### WORK REQUIRED
Look through the listing below and report how many lines contain "conversion", as a bare number.

### STORED DATA
>>

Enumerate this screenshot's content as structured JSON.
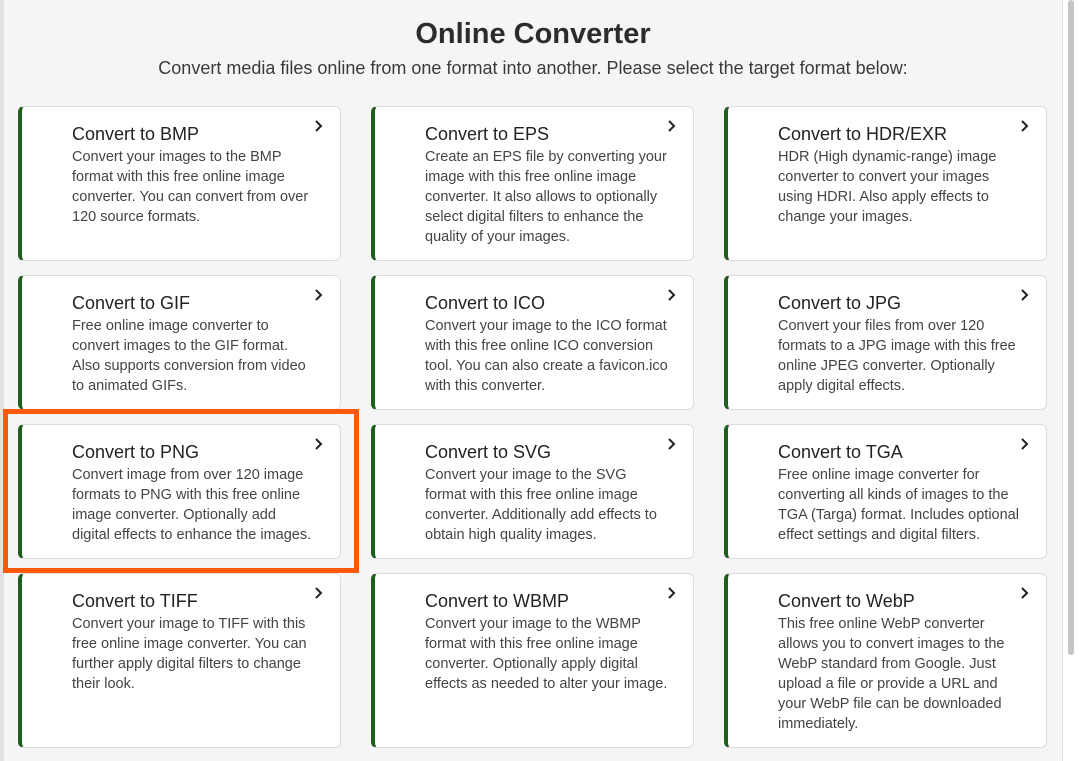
{
  "header": {
    "title": "Online Converter",
    "subtitle": "Convert media files online from one format into another. Please select the target format below:"
  },
  "accent_color": "#1e5e1e",
  "highlight_color": "#ff5a0a",
  "highlighted_card": "Convert to PNG",
  "cards": [
    {
      "title": "Convert to BMP",
      "description": "Convert your images to the BMP format with this free online image converter. You can convert from over 120 source formats.",
      "icon": "chevron-right-icon"
    },
    {
      "title": "Convert to EPS",
      "description": "Create an EPS file by converting your image with this free online image converter. It also allows to optionally select digital filters to enhance the quality of your images.",
      "icon": "chevron-right-icon"
    },
    {
      "title": "Convert to HDR/EXR",
      "description": "HDR (High dynamic-range) image converter to convert your images using HDRI. Also apply effects to change your images.",
      "icon": "chevron-right-icon"
    },
    {
      "title": "Convert to GIF",
      "description": "Free online image converter to convert images to the GIF format. Also supports conversion from video to animated GIFs.",
      "icon": "chevron-right-icon"
    },
    {
      "title": "Convert to ICO",
      "description": "Convert your image to the ICO format with this free online ICO conversion tool. You can also create a favicon.ico with this converter.",
      "icon": "chevron-right-icon"
    },
    {
      "title": "Convert to JPG",
      "description": "Convert your files from over 120 formats to a JPG image with this free online JPEG converter. Optionally apply digital effects.",
      "icon": "chevron-right-icon"
    },
    {
      "title": "Convert to PNG",
      "description": "Convert image from over 120 image formats to PNG with this free online image converter. Optionally add digital effects to enhance the images.",
      "icon": "chevron-right-icon"
    },
    {
      "title": "Convert to SVG",
      "description": "Convert your image to the SVG format with this free online image converter. Additionally add effects to obtain high quality images.",
      "icon": "chevron-right-icon"
    },
    {
      "title": "Convert to TGA",
      "description": "Free online image converter for converting all kinds of images to the TGA (Targa) format. Includes optional effect settings and digital filters.",
      "icon": "chevron-right-icon"
    },
    {
      "title": "Convert to TIFF",
      "description": "Convert your image to TIFF with this free online image converter. You can further apply digital filters to change their look.",
      "icon": "chevron-right-icon"
    },
    {
      "title": "Convert to WBMP",
      "description": "Convert your image to the WBMP format with this free online image converter. Optionally apply digital effects as needed to alter your image.",
      "icon": "chevron-right-icon"
    },
    {
      "title": "Convert to WebP",
      "description": "This free online WebP converter allows you to convert images to the WebP standard from Google. Just upload a file or provide a URL and your WebP file can be downloaded immediately.",
      "icon": "chevron-right-icon"
    }
  ]
}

<<

### RIGHT ANSWER
2